Your objective:
State the number of lines, and only that number, in which the word "الأولى" appears.

— Start Records for the exercise —

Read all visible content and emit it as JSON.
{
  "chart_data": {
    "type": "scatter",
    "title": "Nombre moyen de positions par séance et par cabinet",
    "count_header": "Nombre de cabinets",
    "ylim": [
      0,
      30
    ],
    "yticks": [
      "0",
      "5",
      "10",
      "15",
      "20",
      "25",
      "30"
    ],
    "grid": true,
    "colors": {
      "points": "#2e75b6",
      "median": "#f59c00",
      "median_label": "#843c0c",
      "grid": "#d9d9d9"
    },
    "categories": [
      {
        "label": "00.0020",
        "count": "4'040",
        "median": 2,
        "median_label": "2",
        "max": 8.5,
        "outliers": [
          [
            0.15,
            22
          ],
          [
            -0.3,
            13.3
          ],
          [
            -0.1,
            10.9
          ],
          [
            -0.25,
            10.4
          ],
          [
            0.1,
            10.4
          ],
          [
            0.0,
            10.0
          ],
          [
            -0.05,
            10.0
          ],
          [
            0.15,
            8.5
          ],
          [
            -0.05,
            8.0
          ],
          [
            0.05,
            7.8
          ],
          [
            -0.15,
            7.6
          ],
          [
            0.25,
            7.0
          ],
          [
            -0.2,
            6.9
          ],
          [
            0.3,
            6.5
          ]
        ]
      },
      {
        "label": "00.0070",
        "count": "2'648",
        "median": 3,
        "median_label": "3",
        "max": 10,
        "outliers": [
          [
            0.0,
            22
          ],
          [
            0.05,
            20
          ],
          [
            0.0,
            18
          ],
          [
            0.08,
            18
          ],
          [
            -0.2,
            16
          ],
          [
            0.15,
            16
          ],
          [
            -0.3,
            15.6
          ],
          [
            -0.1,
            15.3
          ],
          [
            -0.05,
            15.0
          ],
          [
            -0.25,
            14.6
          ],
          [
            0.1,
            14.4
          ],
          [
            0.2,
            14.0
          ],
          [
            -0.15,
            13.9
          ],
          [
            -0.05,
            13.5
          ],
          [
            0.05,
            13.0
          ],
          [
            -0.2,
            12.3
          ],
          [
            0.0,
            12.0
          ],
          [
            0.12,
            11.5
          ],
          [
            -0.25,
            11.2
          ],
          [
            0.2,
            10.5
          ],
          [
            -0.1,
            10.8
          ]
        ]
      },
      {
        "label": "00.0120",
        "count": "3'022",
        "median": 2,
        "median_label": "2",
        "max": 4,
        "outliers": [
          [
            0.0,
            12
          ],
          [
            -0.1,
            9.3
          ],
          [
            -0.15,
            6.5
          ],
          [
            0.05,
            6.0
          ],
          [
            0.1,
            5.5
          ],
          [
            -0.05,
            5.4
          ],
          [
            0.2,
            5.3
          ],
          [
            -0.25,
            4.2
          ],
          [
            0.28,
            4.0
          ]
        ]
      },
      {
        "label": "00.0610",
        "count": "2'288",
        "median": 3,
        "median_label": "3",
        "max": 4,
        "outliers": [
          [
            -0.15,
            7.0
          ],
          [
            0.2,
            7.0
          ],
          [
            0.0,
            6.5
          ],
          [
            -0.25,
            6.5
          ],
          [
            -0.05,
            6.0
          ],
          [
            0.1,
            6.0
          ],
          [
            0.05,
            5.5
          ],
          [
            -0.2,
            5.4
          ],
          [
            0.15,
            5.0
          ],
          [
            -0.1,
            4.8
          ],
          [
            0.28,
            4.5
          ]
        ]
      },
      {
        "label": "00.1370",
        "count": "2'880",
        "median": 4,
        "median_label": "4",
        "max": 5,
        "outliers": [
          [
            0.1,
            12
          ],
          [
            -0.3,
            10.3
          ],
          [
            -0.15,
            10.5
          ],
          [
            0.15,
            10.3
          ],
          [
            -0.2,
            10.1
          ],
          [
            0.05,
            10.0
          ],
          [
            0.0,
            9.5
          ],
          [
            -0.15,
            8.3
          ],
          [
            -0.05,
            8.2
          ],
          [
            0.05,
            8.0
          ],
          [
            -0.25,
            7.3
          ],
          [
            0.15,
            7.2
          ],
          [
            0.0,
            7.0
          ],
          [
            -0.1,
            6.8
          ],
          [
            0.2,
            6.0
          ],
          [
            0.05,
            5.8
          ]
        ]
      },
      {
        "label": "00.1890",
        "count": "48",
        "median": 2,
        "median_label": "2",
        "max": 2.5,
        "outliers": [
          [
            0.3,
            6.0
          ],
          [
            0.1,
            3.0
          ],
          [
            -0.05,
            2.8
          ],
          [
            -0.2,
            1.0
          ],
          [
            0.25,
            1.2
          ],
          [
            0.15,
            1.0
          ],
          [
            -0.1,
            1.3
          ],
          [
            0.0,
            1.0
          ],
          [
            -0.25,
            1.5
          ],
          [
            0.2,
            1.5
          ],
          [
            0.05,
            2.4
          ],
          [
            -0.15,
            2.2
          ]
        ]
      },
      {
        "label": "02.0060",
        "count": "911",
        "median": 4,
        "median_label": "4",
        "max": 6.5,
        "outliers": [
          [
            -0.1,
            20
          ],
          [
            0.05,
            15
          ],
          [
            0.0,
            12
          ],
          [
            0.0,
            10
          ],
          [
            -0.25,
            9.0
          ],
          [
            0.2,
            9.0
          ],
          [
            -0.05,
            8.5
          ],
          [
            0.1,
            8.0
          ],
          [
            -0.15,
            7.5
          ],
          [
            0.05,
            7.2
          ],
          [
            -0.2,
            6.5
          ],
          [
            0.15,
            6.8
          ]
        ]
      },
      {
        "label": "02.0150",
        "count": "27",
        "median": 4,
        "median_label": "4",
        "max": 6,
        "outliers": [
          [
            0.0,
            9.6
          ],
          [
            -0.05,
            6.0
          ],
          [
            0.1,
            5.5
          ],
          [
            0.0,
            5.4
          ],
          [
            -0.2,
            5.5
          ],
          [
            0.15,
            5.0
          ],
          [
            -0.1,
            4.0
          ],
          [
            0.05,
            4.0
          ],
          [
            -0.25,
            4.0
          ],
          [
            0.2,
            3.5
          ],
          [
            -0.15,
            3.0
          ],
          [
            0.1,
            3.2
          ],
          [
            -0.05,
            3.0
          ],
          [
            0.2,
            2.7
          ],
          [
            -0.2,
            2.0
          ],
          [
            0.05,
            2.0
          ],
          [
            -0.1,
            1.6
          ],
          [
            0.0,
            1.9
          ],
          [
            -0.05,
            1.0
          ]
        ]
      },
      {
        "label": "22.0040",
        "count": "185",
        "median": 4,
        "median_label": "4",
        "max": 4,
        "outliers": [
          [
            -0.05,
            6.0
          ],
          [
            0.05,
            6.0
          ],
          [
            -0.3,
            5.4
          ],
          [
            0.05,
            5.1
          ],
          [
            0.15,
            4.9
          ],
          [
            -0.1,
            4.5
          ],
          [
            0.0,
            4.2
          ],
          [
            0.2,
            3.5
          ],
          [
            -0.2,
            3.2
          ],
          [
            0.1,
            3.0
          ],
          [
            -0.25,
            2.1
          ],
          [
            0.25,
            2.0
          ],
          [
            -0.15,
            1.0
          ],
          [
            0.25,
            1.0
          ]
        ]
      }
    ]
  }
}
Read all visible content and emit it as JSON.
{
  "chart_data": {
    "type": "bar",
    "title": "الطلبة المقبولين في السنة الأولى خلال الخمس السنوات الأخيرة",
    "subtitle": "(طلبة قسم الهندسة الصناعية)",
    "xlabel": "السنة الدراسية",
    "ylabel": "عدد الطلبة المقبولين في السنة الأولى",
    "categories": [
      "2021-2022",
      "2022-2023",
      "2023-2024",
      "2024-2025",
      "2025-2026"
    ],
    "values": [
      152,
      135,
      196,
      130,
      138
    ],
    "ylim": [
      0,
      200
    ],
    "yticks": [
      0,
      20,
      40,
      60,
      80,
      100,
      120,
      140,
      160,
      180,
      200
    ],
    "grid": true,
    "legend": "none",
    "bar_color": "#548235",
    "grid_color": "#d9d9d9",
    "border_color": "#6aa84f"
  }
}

— End Records for the exercise —

Final result:
2